● WHAT THE TASK ASKS:
The records below are made of lines; count those holding the word "dargestellt" and give the number only.

============================================================

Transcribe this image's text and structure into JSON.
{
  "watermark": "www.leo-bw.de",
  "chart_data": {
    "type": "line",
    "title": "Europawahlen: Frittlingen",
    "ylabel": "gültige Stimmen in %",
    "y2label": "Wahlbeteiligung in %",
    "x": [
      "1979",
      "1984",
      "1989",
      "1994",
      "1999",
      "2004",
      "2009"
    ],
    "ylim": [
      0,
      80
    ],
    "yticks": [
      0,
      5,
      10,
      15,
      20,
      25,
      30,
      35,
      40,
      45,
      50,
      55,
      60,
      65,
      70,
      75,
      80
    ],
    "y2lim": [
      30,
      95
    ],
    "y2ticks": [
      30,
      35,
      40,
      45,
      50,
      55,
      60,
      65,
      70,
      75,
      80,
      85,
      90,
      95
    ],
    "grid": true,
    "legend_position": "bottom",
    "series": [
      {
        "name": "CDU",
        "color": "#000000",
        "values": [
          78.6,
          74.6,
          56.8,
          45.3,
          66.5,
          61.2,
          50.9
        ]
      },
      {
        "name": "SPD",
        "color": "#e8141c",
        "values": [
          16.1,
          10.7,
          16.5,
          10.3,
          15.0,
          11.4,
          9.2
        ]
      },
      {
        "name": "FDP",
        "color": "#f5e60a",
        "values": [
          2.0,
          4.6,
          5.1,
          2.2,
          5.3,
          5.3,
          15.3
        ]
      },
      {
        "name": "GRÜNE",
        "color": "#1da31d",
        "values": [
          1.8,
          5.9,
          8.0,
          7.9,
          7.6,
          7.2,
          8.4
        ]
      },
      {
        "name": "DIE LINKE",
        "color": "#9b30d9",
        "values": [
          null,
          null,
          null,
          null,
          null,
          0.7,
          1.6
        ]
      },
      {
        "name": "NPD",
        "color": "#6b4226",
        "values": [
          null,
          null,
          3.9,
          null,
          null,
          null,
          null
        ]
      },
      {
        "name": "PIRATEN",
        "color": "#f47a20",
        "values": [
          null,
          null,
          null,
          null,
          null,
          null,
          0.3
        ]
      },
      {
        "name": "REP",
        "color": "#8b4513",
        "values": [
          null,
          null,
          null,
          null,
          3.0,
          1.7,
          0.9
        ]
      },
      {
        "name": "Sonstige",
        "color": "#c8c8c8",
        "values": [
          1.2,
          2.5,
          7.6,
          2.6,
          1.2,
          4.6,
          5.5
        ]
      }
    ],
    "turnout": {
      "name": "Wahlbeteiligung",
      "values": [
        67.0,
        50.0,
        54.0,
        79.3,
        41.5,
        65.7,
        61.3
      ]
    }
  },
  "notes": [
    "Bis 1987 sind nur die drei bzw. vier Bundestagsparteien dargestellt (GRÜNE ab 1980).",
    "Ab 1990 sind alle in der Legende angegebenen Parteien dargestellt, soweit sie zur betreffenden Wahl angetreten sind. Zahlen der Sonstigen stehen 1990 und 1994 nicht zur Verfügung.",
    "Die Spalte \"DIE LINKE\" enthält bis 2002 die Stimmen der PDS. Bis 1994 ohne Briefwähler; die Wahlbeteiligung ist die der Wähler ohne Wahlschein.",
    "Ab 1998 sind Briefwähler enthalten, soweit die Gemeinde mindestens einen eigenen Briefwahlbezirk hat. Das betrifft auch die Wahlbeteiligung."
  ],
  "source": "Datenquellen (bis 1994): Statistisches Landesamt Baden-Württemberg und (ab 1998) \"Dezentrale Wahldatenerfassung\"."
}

============================================================

● SOLUTION FOR THIS EXERCISE:
2